[BEGIN Information supplied]

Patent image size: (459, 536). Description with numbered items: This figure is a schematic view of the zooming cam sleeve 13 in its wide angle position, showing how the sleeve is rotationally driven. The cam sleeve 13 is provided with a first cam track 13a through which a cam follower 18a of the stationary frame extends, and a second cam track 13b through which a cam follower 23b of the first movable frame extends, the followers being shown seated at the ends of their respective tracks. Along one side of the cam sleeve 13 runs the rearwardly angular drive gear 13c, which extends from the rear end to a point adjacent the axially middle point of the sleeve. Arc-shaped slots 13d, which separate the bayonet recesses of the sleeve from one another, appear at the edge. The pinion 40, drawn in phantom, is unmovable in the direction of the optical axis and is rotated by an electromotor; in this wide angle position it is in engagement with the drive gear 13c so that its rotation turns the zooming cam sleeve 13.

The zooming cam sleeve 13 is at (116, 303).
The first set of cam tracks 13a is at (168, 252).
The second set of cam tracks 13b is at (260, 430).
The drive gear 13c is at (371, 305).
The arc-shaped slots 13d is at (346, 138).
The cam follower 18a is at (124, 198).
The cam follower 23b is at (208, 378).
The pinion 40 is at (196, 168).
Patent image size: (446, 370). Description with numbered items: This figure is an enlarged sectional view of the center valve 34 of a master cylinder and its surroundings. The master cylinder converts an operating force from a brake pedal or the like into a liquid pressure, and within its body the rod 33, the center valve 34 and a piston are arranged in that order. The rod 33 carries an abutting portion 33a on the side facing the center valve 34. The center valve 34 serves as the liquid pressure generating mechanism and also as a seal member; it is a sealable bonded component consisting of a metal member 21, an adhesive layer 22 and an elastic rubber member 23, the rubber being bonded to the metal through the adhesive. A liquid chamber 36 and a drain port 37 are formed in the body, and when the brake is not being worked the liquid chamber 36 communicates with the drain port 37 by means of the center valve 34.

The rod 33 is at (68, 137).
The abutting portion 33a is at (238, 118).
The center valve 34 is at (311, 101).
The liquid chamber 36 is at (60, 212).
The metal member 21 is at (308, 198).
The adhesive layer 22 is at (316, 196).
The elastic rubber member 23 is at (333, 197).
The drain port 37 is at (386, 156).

[END Information supplied]
[BEGIN Information supplied]

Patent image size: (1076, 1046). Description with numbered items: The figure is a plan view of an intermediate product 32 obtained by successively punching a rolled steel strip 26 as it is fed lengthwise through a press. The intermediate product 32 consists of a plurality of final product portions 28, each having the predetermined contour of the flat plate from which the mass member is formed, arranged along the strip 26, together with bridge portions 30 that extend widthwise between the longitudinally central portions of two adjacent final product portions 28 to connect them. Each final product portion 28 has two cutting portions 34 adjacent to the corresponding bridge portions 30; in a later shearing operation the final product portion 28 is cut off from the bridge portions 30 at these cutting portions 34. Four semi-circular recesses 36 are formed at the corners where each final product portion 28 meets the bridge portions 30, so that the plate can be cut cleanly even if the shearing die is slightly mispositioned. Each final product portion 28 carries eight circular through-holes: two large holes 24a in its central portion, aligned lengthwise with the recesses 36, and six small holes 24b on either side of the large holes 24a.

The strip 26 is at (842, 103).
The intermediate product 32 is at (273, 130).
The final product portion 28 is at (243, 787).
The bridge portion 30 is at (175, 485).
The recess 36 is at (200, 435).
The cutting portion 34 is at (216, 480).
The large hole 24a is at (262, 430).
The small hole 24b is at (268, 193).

[END Information supplied]
[BEGIN Information supplied]

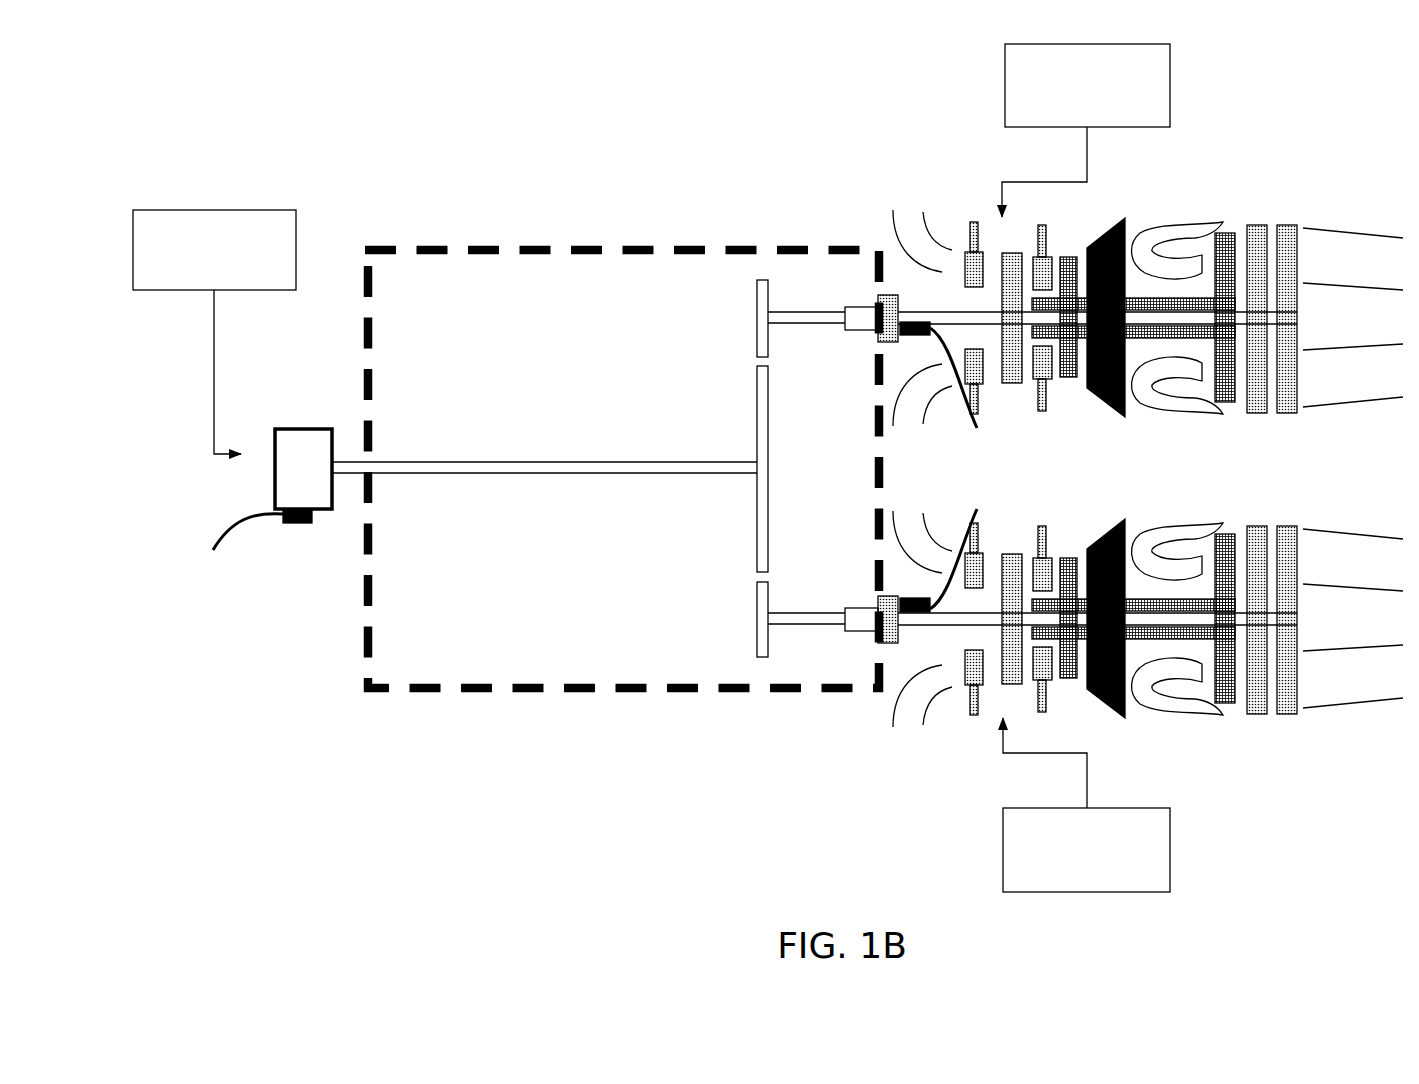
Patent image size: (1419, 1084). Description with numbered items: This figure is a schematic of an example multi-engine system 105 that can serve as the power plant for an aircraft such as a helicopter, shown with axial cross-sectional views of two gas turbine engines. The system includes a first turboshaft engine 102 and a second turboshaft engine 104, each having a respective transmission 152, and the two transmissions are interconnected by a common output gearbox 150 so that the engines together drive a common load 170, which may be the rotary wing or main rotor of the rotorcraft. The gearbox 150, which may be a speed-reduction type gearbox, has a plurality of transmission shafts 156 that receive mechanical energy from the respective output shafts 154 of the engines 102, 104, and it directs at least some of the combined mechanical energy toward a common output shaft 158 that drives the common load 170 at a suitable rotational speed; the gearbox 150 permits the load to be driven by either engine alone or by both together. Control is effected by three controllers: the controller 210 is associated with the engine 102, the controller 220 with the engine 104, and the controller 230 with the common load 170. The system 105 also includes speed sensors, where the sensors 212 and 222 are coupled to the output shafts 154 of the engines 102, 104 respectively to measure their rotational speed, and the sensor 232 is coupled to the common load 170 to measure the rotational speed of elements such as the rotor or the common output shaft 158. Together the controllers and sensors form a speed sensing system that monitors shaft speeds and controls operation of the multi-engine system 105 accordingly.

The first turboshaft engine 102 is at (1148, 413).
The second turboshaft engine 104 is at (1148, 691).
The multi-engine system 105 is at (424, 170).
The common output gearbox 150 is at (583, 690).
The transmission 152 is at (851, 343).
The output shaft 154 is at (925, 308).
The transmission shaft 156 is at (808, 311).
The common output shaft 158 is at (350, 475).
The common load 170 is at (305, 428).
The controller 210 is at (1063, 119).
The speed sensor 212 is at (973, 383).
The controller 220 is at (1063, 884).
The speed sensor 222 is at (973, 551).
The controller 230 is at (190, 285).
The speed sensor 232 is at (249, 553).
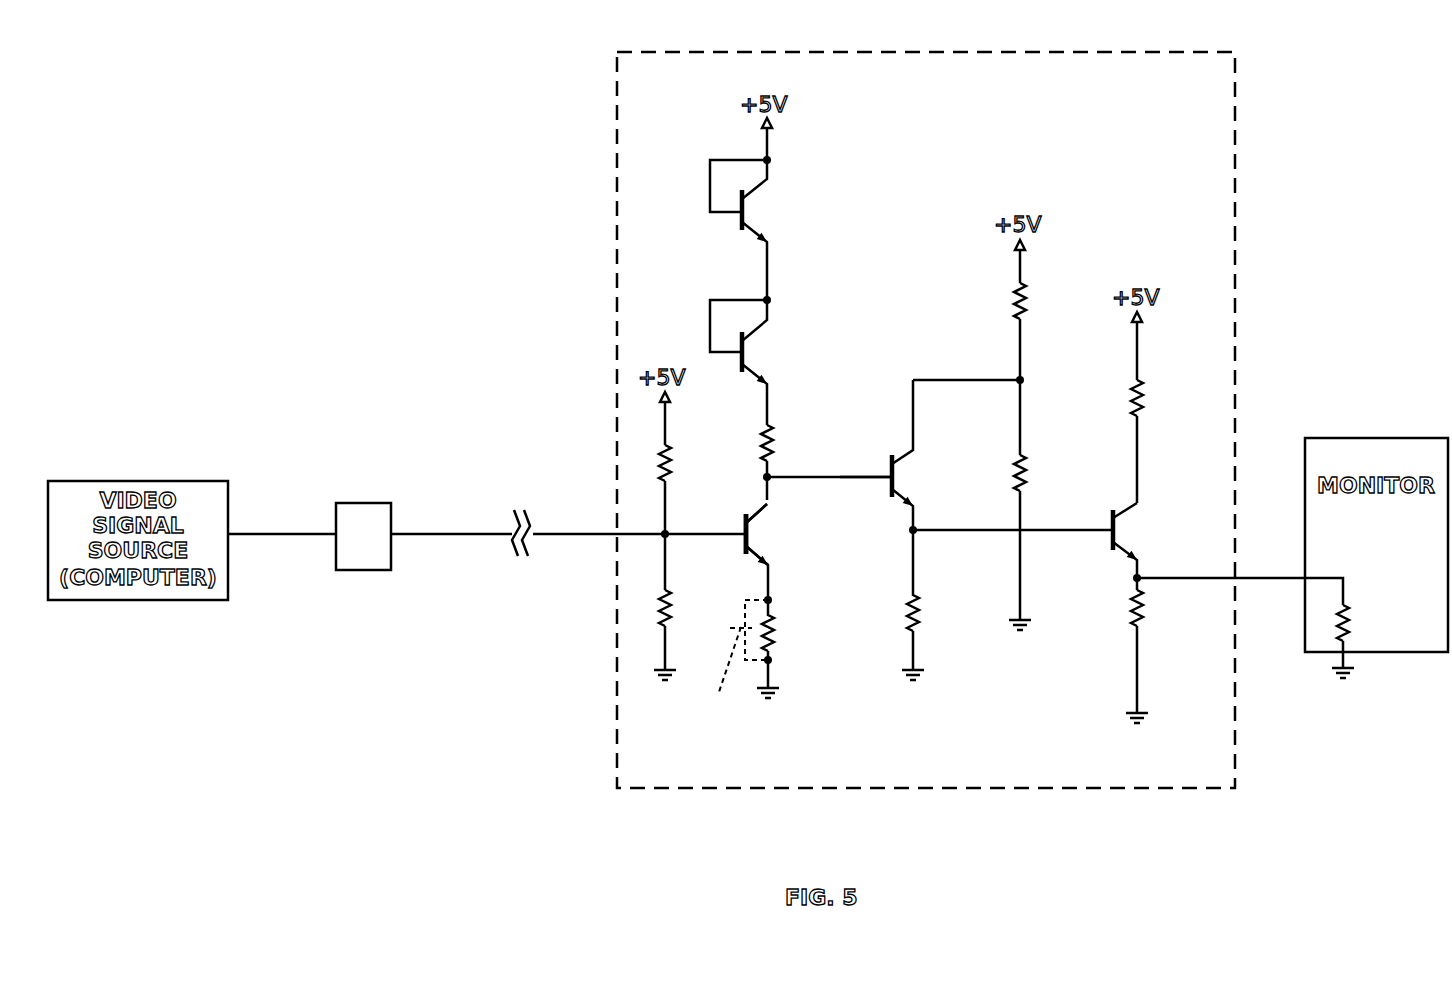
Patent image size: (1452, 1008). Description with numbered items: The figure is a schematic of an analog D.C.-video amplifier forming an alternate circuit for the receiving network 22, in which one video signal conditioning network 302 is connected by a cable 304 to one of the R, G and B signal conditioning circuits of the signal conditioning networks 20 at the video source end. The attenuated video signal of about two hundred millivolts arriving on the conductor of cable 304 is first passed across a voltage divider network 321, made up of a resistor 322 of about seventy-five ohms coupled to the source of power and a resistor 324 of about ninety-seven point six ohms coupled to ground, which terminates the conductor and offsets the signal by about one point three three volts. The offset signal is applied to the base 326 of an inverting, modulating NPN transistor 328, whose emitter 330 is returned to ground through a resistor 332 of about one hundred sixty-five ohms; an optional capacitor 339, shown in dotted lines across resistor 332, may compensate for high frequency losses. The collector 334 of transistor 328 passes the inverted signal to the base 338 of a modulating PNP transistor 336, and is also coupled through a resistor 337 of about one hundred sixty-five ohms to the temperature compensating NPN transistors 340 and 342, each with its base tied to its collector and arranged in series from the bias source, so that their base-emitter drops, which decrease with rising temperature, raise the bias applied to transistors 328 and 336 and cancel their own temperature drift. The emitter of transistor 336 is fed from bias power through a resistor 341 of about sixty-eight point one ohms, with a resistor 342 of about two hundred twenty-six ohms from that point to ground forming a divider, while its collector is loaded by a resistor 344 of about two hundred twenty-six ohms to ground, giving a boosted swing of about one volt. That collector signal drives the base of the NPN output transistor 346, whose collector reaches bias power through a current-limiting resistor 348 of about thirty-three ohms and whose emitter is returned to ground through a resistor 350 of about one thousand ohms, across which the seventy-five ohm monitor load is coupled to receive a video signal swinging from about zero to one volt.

[END Information supplied]

[Aim]
Output the material from the line containing "Patent image size: (1076, 1046)." through the line containing "The small hole 24b is at (268, 193)." as a numbered list, leaving out blank lines.

[Solution to the problem]
1. Patent image size: (1076, 1046). Description with numbered items: The figure is a plan view of an intermediate product 32 obtained by successively punching a rolled steel strip 26 as it is fed lengthwise through a press. The intermediate product 32 consists of a plurality of final product portions 28, each having the predetermined contour of the flat plate from which the mass member is formed, arranged along the strip 26, together with bridge portions 30 that extend widthwise between the longitudinally central portions of two adjacent final product portions 28 to connect them. Each final product portion 28 has two cutting portions 34 adjacent to the corresponding bridge portions 30; in a later shearing operation the final product portion 28 is cut off from the bridge portions 30 at these cutting portions 34. Four semi-circular recesses 36 are formed at the corners where each final product portion 28 meets the bridge portions 30, so that the plate can be cut cleanly even if the shearing die is slightly mispositioned. Each final product portion 28 carries eight circular through-holes: two large holes 24a in its central portion, aligned lengthwise with the recesses 36, and six small holes 24b on either side of the large holes 24a.
2. The strip 26 is at (842, 103).
3. The intermediate product 32 is at (273, 130).
4. The final product portion 28 is at (243, 787).
5. The bridge portion 30 is at (175, 485).
6. The recess 36 is at (200, 435).
7. The cutting portion 34 is at (216, 480).
8. The large hole 24a is at (262, 430).
9. The small hole 24b is at (268, 193).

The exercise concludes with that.